What you are asked to do:
The listing below should be written out exactly; please include all of it.

Stored entries:
>>>

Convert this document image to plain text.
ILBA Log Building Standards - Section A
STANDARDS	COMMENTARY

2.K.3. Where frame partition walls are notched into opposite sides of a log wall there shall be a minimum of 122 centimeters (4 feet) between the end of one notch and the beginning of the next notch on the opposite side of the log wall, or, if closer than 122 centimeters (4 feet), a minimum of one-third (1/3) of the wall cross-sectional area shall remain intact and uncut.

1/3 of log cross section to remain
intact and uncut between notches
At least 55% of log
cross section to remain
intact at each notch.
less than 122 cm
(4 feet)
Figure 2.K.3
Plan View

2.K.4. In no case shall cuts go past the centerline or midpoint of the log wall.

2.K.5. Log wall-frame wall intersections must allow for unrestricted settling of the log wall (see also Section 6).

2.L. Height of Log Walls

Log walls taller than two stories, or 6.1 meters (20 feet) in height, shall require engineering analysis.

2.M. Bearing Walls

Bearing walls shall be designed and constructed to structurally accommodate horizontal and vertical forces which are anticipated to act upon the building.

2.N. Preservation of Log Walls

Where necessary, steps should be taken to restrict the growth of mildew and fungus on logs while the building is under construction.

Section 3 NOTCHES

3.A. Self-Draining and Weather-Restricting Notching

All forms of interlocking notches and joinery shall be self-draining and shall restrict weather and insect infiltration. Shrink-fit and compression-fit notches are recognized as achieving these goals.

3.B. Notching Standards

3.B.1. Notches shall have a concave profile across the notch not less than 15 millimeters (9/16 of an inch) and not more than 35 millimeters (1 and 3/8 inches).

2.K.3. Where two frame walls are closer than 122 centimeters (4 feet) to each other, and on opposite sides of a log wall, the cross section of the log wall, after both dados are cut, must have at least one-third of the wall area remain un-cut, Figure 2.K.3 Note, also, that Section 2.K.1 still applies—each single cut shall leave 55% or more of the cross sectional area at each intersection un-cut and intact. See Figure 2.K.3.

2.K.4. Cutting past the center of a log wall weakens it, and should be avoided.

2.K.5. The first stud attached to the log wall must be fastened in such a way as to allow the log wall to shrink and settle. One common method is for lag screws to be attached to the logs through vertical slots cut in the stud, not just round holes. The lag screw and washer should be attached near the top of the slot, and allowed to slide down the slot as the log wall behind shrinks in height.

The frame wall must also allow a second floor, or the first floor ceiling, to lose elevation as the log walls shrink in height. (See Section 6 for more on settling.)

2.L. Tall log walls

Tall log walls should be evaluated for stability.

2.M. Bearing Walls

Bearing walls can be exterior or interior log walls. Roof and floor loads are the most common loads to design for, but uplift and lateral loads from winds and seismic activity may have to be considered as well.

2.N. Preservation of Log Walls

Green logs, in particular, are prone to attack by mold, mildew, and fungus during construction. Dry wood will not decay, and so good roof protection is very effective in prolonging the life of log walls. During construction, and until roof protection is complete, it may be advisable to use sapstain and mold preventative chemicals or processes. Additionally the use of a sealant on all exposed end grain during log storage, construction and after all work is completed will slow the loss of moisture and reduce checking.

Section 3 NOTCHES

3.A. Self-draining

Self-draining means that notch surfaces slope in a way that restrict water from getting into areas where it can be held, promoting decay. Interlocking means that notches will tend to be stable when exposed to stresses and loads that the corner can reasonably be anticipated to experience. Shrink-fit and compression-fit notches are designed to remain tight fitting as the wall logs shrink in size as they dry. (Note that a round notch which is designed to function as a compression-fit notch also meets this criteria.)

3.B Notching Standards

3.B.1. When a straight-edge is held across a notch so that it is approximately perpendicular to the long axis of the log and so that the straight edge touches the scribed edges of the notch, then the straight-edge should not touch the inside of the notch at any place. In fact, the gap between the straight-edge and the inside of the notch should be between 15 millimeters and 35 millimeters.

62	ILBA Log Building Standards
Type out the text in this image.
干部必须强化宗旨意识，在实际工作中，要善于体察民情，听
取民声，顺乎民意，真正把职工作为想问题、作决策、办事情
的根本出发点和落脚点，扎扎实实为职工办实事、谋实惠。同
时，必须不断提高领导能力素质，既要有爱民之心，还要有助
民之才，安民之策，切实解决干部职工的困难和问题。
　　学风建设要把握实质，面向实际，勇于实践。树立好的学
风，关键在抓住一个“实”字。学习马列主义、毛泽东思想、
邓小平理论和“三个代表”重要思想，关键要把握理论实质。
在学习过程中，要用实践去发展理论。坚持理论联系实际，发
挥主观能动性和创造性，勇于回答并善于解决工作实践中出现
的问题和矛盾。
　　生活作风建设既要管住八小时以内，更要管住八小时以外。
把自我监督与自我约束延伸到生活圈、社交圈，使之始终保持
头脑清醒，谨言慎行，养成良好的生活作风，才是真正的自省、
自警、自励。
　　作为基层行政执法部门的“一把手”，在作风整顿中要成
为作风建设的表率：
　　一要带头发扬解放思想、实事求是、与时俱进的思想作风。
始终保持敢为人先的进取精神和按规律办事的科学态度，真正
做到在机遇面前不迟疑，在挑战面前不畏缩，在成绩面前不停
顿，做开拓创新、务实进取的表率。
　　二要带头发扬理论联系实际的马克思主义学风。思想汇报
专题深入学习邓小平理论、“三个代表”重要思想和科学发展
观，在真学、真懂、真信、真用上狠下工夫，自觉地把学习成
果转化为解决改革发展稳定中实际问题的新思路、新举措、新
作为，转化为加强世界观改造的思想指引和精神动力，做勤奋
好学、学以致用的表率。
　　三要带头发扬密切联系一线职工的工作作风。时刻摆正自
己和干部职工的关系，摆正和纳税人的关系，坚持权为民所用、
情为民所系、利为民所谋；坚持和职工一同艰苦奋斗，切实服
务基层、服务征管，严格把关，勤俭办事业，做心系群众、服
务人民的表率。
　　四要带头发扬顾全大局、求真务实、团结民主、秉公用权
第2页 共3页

<<<

Response to this exercise:
Convert this document image to plain text.
ILBA Log Building Standards - Section A
STANDARDS	COMMENTARY

2.K.3. Where frame partition walls are notched into opposite sides of a log wall there shall be a minimum of 122 centimeters (4 feet) between the end of one notch and the beginning of the next notch on the opposite side of the log wall, or, if closer than 122 centimeters (4 feet), a minimum of one-third (1/3) of the wall cross-sectional area shall remain intact and uncut.

1/3 of log cross section to remain
intact and uncut between notches
At least 55% of log
cross section to remain
intact at each notch.
less than 122 cm
(4 feet)
Figure 2.K.3
Plan View

2.K.4. In no case shall cuts go past the centerline or midpoint of the log wall.

2.K.5. Log wall-frame wall intersections must allow for unrestricted settling of the log wall (see also Section 6).

2.L. Height of Log Walls

Log walls taller than two stories, or 6.1 meters (20 feet) in height, shall require engineering analysis.

2.M. Bearing Walls

Bearing walls shall be designed and constructed to structurally accommodate horizontal and vertical forces which are anticipated to act upon the building.

2.N. Preservation of Log Walls

Where necessary, steps should be taken to restrict the growth of mildew and fungus on logs while the building is under construction.

Section 3 NOTCHES

3.A. Self-Draining and Weather-Restricting Notching

All forms of interlocking notches and joinery shall be self-draining and shall restrict weather and insect infiltration. Shrink-fit and compression-fit notches are recognized as achieving these goals.

3.B. Notching Standards

3.B.1. Notches shall have a concave profile across the notch not less than 15 millimeters (9/16 of an inch) and not more than 35 millimeters (1 and 3/8 inches).

2.K.3. Where two frame walls are closer than 122 centimeters (4 feet) to each other, and on opposite sides of a log wall, the cross section of the log wall, after both dados are cut, must have at least one-third of the wall area remain un-cut, Figure 2.K.3 Note, also, that Section 2.K.1 still applies—each single cut shall leave 55% or more of the cross sectional area at each intersection un-cut and intact. See Figure 2.K.3.

2.K.4. Cutting past the center of a log wall weakens it, and should be avoided.

2.K.5. The first stud attached to the log wall must be fastened in such a way as to allow the log wall to shrink and settle. One common method is for lag screws to be attached to the logs through vertical slots cut in the stud, not just round holes. The lag screw and washer should be attached near the top of the slot, and allowed to slide down the slot as the log wall behind shrinks in height.

The frame wall must also allow a second floor, or the first floor ceiling, to lose elevation as the log walls shrink in height. (See Section 6 for more on settling.)

2.L. Tall log walls

Tall log walls should be evaluated for stability.

2.M. Bearing Walls

Bearing walls can be exterior or interior log walls. Roof and floor loads are the most common loads to design for, but uplift and lateral loads from winds and seismic activity may have to be considered as well.

2.N. Preservation of Log Walls

Green logs, in particular, are prone to attack by mold, mildew, and fungus during construction. Dry wood will not decay, and so good roof protection is very effective in prolonging the life of log walls. During construction, and until roof protection is complete, it may be advisable to use sapstain and mold preventative chemicals or processes. Additionally the use of a sealant on all exposed end grain during log storage, construction and after all work is completed will slow the loss of moisture and reduce checking.

Section 3 NOTCHES

3.A. Self-draining

Self-draining means that notch surfaces slope in a way that restrict water from getting into areas where it can be held, promoting decay. Interlocking means that notches will tend to be stable when exposed to stresses and loads that the corner can reasonably be anticipated to experience. Shrink-fit and compression-fit notches are designed to remain tight fitting as the wall logs shrink in size as they dry. (Note that a round notch which is designed to function as a compression-fit notch also meets this criteria.)

3.B Notching Standards

3.B.1. When a straight-edge is held across a notch so that it is approximately perpendicular to the long axis of the log and so that the straight edge touches the scribed edges of the notch, then the straight-edge should not touch the inside of the notch at any place. In fact, the gap between the straight-edge and the inside of the notch should be between 15 millimeters and 35 millimeters.

62	ILBA Log Building Standards
Type out the text in this image.
干部必须强化宗旨意识，在实际工作中，要善于体察民情，听
取民声，顺乎民意，真正把职工作为想问题、作决策、办事情
的根本出发点和落脚点，扎扎实实为职工办实事、谋实惠。同
时，必须不断提高领导能力素质，既要有爱民之心，还要有助
民之才，安民之策，切实解决干部职工的困难和问题。
　　学风建设要把握实质，面向实际，勇于实践。树立好的学
风，关键在抓住一个“实”字。学习马列主义、毛泽东思想、
邓小平理论和“三个代表”重要思想，关键要把握理论实质。
在学习过程中，要用实践去发展理论。坚持理论联系实际，发
挥主观能动性和创造性，勇于回答并善于解决工作实践中出现
的问题和矛盾。
　　生活作风建设既要管住八小时以内，更要管住八小时以外。
把自我监督与自我约束延伸到生活圈、社交圈，使之始终保持
头脑清醒，谨言慎行，养成良好的生活作风，才是真正的自省、
自警、自励。
　　作为基层行政执法部门的“一把手”，在作风整顿中要成
为作风建设的表率：
　　一要带头发扬解放思想、实事求是、与时俱进的思想作风。
始终保持敢为人先的进取精神和按规律办事的科学态度，真正
做到在机遇面前不迟疑，在挑战面前不畏缩，在成绩面前不停
顿，做开拓创新、务实进取的表率。
　　二要带头发扬理论联系实际的马克思主义学风。思想汇报
专题深入学习邓小平理论、“三个代表”重要思想和科学发展
观，在真学、真懂、真信、真用上狠下工夫，自觉地把学习成
果转化为解决改革发展稳定中实际问题的新思路、新举措、新
作为，转化为加强世界观改造的思想指引和精神动力，做勤奋
好学、学以致用的表率。
　　三要带头发扬密切联系一线职工的工作作风。时刻摆正自
己和干部职工的关系，摆正和纳税人的关系，坚持权为民所用、
情为民所系、利为民所谋；坚持和职工一同艰苦奋斗，切实服
务基层、服务征管，严格把关，勤俭办事业，做心系群众、服
务人民的表率。
　　四要带头发扬顾全大局、求真务实、团结民主、秉公用权
第2页 共3页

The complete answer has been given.